→ **WRITTEN REQUEST 1**:
In the passage on asynchronous I/O for postgres, what effect does the current patch have when you're not using it?
→ **WRITTEN REQUEST 2**:
Extend the passage on asynchronous I/O for postgres by writing what comes next after its final sentence.

In the libaio view of the world you initiate io and either get a
callback or call another syscall to test if it's complete. Either
approach has problems for postgres. If the process that initiated io
is in the middle of a long query it might takr a long time ot even
never get back to complete the io. The callbacks use threads...

And polling for completion has the problem that another process could
be waiting on the io and can't issue a read as long as the first
process has the buffer locked and io in progress. I think aio makes a
lot more sense if you're using threads so you can start a thread to
wait for the io to complete.

Actually I think it might be doable with a lot of work but I'm worried
that it would be a lot of extra complexity even when you're not using
it. The current patch doesn't change anything when you're not using it
and actually is quite simple.

[Page element annotations]
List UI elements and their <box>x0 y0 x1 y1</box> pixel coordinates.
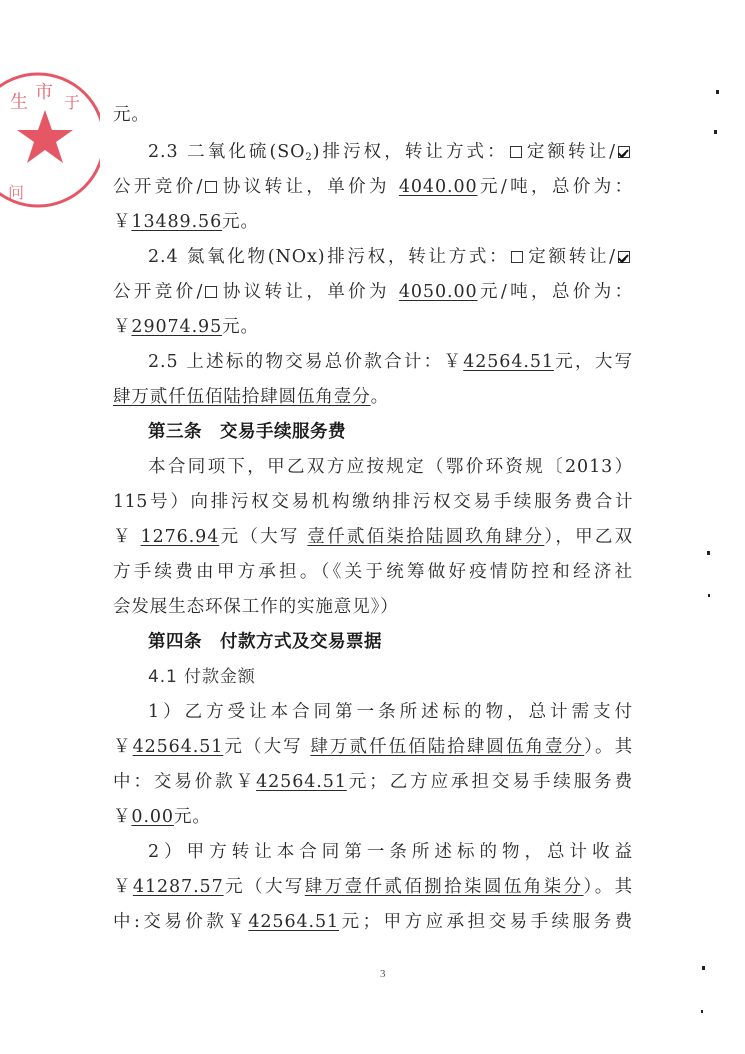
clause-text: 中：交易价款￥ <box>113 772 256 792</box>
continuation-text: 元。 <box>113 105 150 125</box>
document-page: 生 市 于 问 元。 2.3 二氧化硫(SO2)排污权，转让方式：定额转让/ 公… <box>0 0 745 1054</box>
payment-2-line-3: 中:交易价款￥42564.51元；甲方应承担交易手续服务费 <box>113 907 633 937</box>
clause-text: 2.5 上述标的物交易总价款合计：￥ <box>148 352 463 372</box>
amount-in-words: 肆万贰仟伍佰陆拾肆圆伍角壹分 <box>310 737 584 757</box>
scan-speck <box>707 551 710 555</box>
clause-2-3-line-1: 2.3 二氧化硫(SO2)排污权，转让方式：定额转让/ <box>148 137 633 167</box>
clause-text: 元/吨，总价为： <box>478 177 633 197</box>
amount-in-words: 肆万贰仟伍佰陆拾肆圆伍角壹分 <box>113 387 371 407</box>
clause-text: 。 <box>371 387 389 407</box>
payment-1-line-2: ￥42564.51元（大写 肆万贰仟伍佰陆拾肆圆伍角壹分）。其 <box>113 732 633 762</box>
transaction-price: 42564.51 <box>248 912 339 932</box>
checkbox-fixed <box>511 251 523 263</box>
official-seal-icon: 生 市 于 问 <box>0 68 100 213</box>
payment-1-line-3: 中：交易价款￥42564.51元；乙方应承担交易手续服务费 <box>113 767 633 797</box>
payment-1-line-1: 1）乙方受让本合同第一条所述标的物，总计需支付 <box>148 697 633 727</box>
clause-text: 元；甲方应承担交易手续服务费 <box>339 912 633 932</box>
checkbox-negotiated <box>205 286 217 298</box>
checkbox-public-checked <box>618 251 630 263</box>
article-3-line-5: 会发展生态环保工作的实施意见》） <box>113 592 633 622</box>
clause-text: 元；乙方应承担交易手续服务费 <box>347 772 633 792</box>
page-number: 3 <box>380 968 386 980</box>
clause-2-3-line-3: ￥13489.56元。 <box>113 207 633 237</box>
income-amount: 41287.57 <box>133 877 224 897</box>
checkbox-label: 公开竞价/ <box>113 177 203 197</box>
clause-text: 元。 <box>222 212 259 232</box>
clause-text: 元/吨，总价为： <box>478 282 633 302</box>
svg-text:生: 生 <box>10 92 28 113</box>
checkbox-label: 定额转让/ <box>525 142 616 162</box>
article-3-line-1: 本合同项下，甲乙双方应按规定（鄂价环资规〔2013） <box>148 452 633 482</box>
currency-symbol: ￥ <box>113 737 133 757</box>
clause-text: 元。 <box>174 807 211 827</box>
clause-text: )排污权，转让方式： <box>313 142 508 162</box>
clause-text: ）。其 <box>584 877 633 897</box>
subscript: 2 <box>305 152 312 163</box>
article-4-heading: 第四条 付款方式及交易票据 <box>148 627 633 657</box>
checkbox-negotiated <box>205 181 217 193</box>
currency-symbol: ￥ <box>113 317 131 337</box>
article-3-line-4: 方手续费由甲方承担。（《关于统筹做好疫情防控和经济社 <box>113 557 633 587</box>
clause-text: 2.4 氮氧化物(NOx)排污权，转让方式： <box>148 247 509 267</box>
fee-amount: 0.00 <box>131 807 174 827</box>
svg-text:于: 于 <box>64 93 80 112</box>
clause-text: 元，大写 <box>554 352 633 372</box>
checkbox-label: 定额转让/ <box>526 247 616 267</box>
checkbox-public-checked <box>618 146 630 158</box>
payment-2-line-1: 2）甲方转让本合同第一条所述标的物，总计收益 <box>148 837 633 867</box>
currency-symbol: ￥ <box>113 527 141 547</box>
total-price: 29074.95 <box>131 317 222 337</box>
clause-2-5-line-2: 肆万贰仟伍佰陆拾肆圆伍角壹分。 <box>113 382 633 412</box>
clause-2-3-line-2: 公开竞价/协议转让，单价为 4040.00元/吨，总价为： <box>113 172 633 202</box>
amount-in-words: 壹仟贰佰柒拾陆圆玖角肆分 <box>307 527 544 547</box>
clause-text: 元（大写 <box>223 737 310 757</box>
checkbox-label: 公开竞价/ <box>113 282 203 302</box>
payment-amount: 42564.51 <box>133 737 224 757</box>
svg-text:市: 市 <box>35 82 53 103</box>
clause-2-4-line-2: 公开竞价/协议转让，单价为 4050.00元/吨，总价为： <box>113 277 633 307</box>
clause-text: 元（大写 <box>219 527 307 547</box>
payment-1-line-4: ￥0.00元。 <box>113 802 633 832</box>
article-3-line-2: 115号）向排污权交易机构缴纳排污权交易手续服务费合计 <box>113 487 633 517</box>
total-amount: 42564.51 <box>463 352 554 372</box>
scan-speck <box>701 1010 703 1013</box>
svg-text:问: 问 <box>8 183 24 202</box>
clause-text: ，单价为 <box>306 282 398 302</box>
clause-2-5-line-1: 2.5 上述标的物交易总价款合计：￥42564.51元，大写 <box>148 347 633 377</box>
clause-text: ）。其 <box>584 737 633 757</box>
section-4-1-title: 4.1 付款金额 <box>148 662 633 692</box>
clause-2-4-line-1: 2.4 氮氧化物(NOx)排污权，转让方式：定额转让/ <box>148 242 633 272</box>
scan-speck <box>702 966 705 970</box>
clause-text: 2.3 二氧化硫(SO <box>148 142 305 162</box>
checkbox-label: 协议转让 <box>220 282 306 302</box>
unit-price: 4050.00 <box>399 282 478 302</box>
clause-text: ，单价为 <box>306 177 398 197</box>
clause-text: ），甲乙双 <box>544 527 633 547</box>
text-line: 元。 <box>113 100 633 130</box>
clause-text: 元（大写 <box>224 877 305 897</box>
transaction-price: 42564.51 <box>256 772 347 792</box>
total-price: 13489.56 <box>131 212 222 232</box>
amount-in-words: 肆万壹仟贰佰捌拾柒圆伍角柒分 <box>305 877 584 897</box>
checkbox-fixed <box>510 146 522 158</box>
clause-2-4-line-3: ￥29074.95元。 <box>113 312 633 342</box>
currency-symbol: ￥ <box>113 212 131 232</box>
currency-symbol: ￥ <box>113 877 133 897</box>
payment-2-line-2: ￥41287.57元（大写肆万壹仟贰佰捌拾柒圆伍角柒分）。其 <box>113 872 633 902</box>
clause-text: 中:交易价款￥ <box>113 912 248 932</box>
scan-speck <box>708 594 710 597</box>
scan-speck <box>714 130 717 134</box>
article-3-heading: 第三条 交易手续服务费 <box>148 417 633 447</box>
scan-speck <box>716 90 719 94</box>
unit-price: 4040.00 <box>399 177 478 197</box>
checkbox-label: 协议转让 <box>220 177 306 197</box>
article-3-line-3: ￥ 1276.94元（大写 壹仟贰佰柒拾陆圆玖角肆分），甲乙双 <box>113 522 633 552</box>
currency-symbol: ￥ <box>113 807 131 827</box>
fee-amount: 1276.94 <box>141 527 220 547</box>
clause-text: 元。 <box>222 317 259 337</box>
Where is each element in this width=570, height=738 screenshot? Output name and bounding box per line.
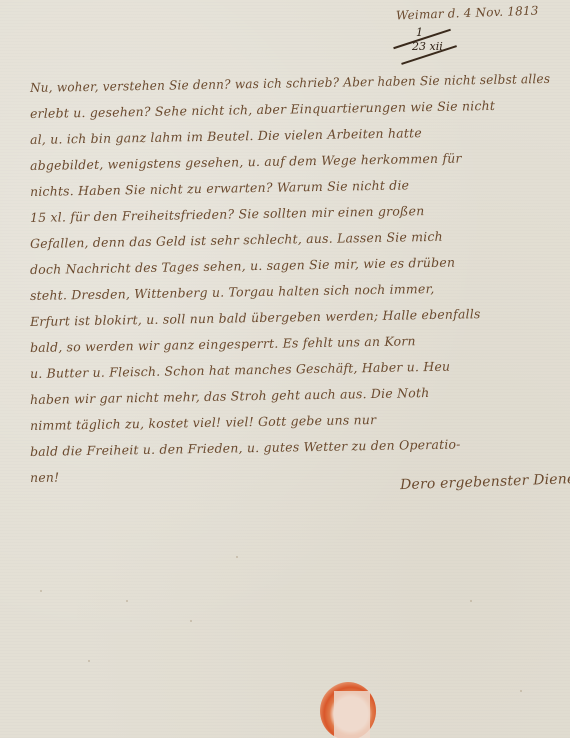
paper-speck [88,660,90,662]
paper-speck [520,690,522,692]
paper-speck [126,600,128,602]
paper-speck [470,600,472,602]
paper-speck [236,556,238,558]
wax-seal-paper-fragment [334,691,370,738]
reference-mark: 1 23 xii [392,28,462,62]
paper-speck [40,590,42,592]
paper-speck [190,620,192,622]
letter-line: nen! [30,471,60,484]
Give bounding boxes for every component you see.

→ **FINAL ANSWER 1**:
It doesn't change anything.

→ **FINAL ANSWER 2**:
greg

On 24 Oct 2008, at 03:18 PM, Bruce Momjian <bruce(at)momjian(dot)us> wrote:

> Jonah H. Harris wrote:
>> On Fri, Oct 24, 2008 at 7:59 AM, Hannu Krosing
>> <hannu(at)2ndquadrant(dot)com> wrote:
>>> On Fri, 2008-10-24 at 00:52 -0400, Jonah H. Harris wrote:
>>>> While we could build an
>>>> abstract prefetch interface and simply use fadvise for it now
>>>> (rather
>>>> than OS-specific code), I don't see an easy win in any case.
>>>
>>> When building an abstract interface, always use at least two
>>> implementations (I guess that would be fadvise on linux and AIO on
>>> solaris in this case). You are much more likely to get the interface
>>> right this way.
>>
>> I agree, I just wasn't sure as to whether Greg's patch supported
>> both methods.
>
> It does not, and probably will not for the near future; we can only
> hope Solaris suports posix_fadvise() at some point.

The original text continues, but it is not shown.